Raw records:
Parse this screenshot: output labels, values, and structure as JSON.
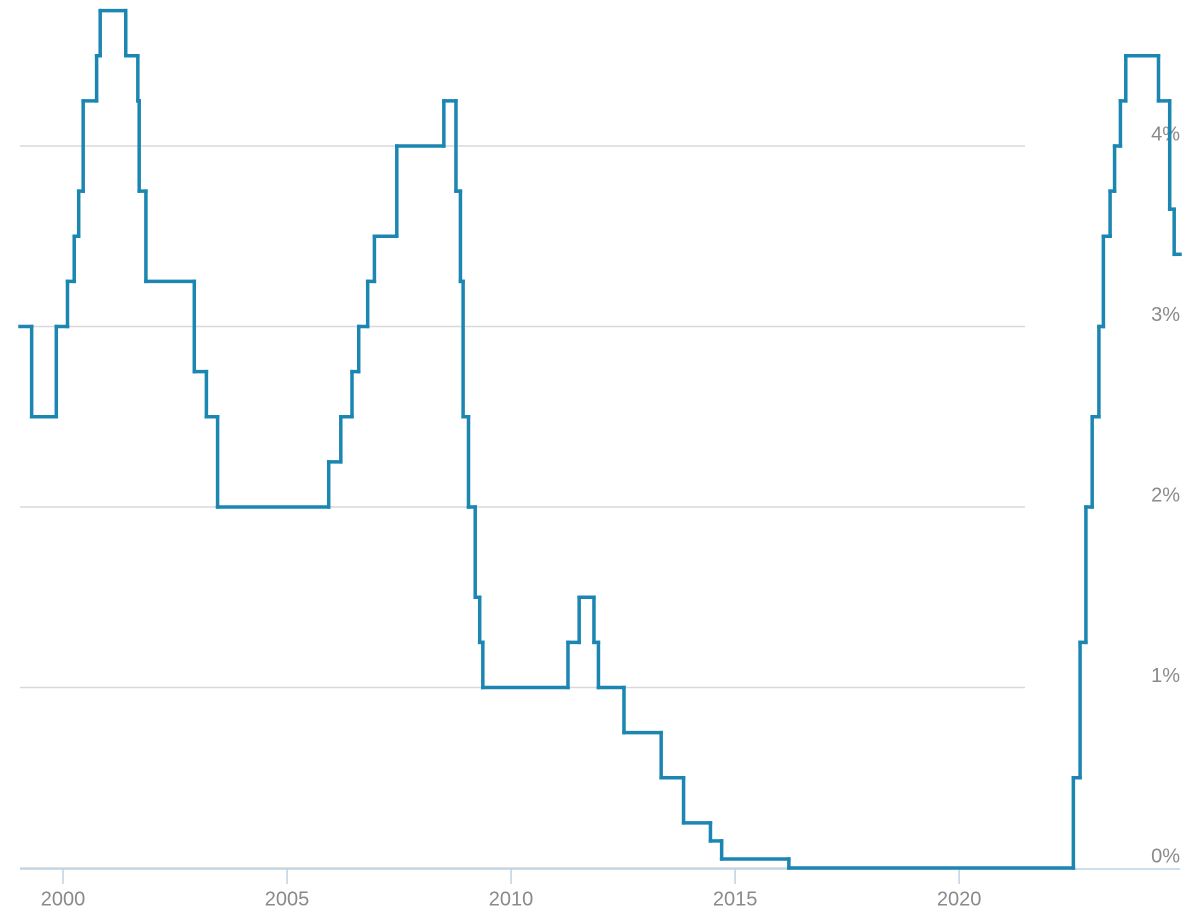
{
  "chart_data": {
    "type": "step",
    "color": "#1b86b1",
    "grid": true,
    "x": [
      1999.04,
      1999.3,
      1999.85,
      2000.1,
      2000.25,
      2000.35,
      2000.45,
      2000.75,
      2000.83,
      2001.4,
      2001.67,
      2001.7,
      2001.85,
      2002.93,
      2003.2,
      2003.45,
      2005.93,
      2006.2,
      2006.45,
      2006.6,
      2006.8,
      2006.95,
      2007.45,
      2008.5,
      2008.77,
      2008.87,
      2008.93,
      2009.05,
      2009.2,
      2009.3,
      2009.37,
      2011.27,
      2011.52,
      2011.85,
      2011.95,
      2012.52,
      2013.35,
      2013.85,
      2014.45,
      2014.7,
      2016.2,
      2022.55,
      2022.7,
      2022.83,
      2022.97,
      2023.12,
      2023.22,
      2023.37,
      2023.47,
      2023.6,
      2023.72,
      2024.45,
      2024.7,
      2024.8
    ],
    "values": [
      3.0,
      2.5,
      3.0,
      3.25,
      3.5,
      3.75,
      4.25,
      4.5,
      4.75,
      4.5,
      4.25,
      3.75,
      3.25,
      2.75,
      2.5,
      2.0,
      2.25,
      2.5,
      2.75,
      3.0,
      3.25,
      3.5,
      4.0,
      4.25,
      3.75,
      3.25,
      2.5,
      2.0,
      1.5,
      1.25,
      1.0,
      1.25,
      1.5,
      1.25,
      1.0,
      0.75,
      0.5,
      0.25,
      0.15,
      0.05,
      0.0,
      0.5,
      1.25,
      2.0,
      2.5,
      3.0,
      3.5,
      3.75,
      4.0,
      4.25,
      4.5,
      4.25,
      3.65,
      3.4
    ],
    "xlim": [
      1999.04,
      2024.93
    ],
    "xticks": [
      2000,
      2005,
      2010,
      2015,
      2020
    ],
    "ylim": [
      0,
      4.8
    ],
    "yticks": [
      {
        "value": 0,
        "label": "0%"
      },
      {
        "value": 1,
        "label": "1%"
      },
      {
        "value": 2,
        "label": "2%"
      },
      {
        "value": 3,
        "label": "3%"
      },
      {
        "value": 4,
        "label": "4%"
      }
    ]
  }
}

◆ GOAL:
Copy out every line from the records that has the word "values".

◆ TASK OUTPUT:
Parse this screenshot: output labels, values, and structure as JSON.
    "values": [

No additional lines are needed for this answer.